Transcribe each line of the records below exactly, excluding any embedded images.

┌──

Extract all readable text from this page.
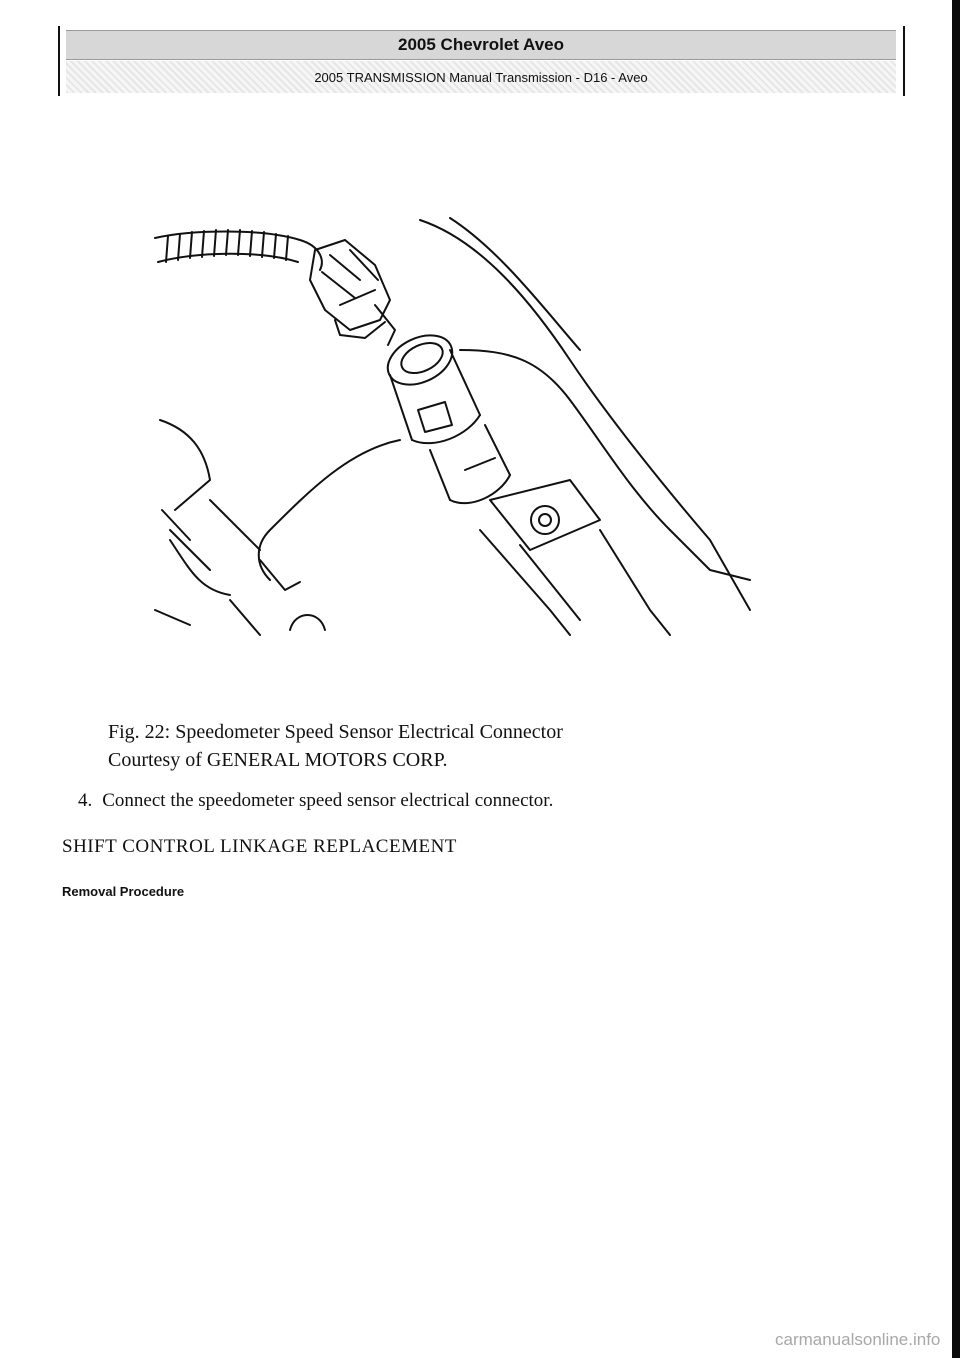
2005 Chevrolet Aveo
2005 TRANSMISSION Manual Transmission - D16 - Aveo
Fig. 22: Speedometer Speed Sensor Electrical Connector
Courtesy of GENERAL MOTORS CORP.
4. Connect the speedometer speed sensor electrical connector.
SHIFT CONTROL LINKAGE REPLACEMENT
Removal Procedure
carmanualsonline.info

└──

Solved problem |
Extract all readable text from this page.
2005 Chevrolet Aveo
2005 TRANSMISSION Manual Transmission - D16 - Aveo
Fig. 22: Speedometer Speed Sensor Electrical Connector
Courtesy of GENERAL MOTORS CORP.
4. Connect the speedometer speed sensor electrical connector.
SHIFT CONTROL LINKAGE REPLACEMENT
Removal Procedure
carmanualsonline.info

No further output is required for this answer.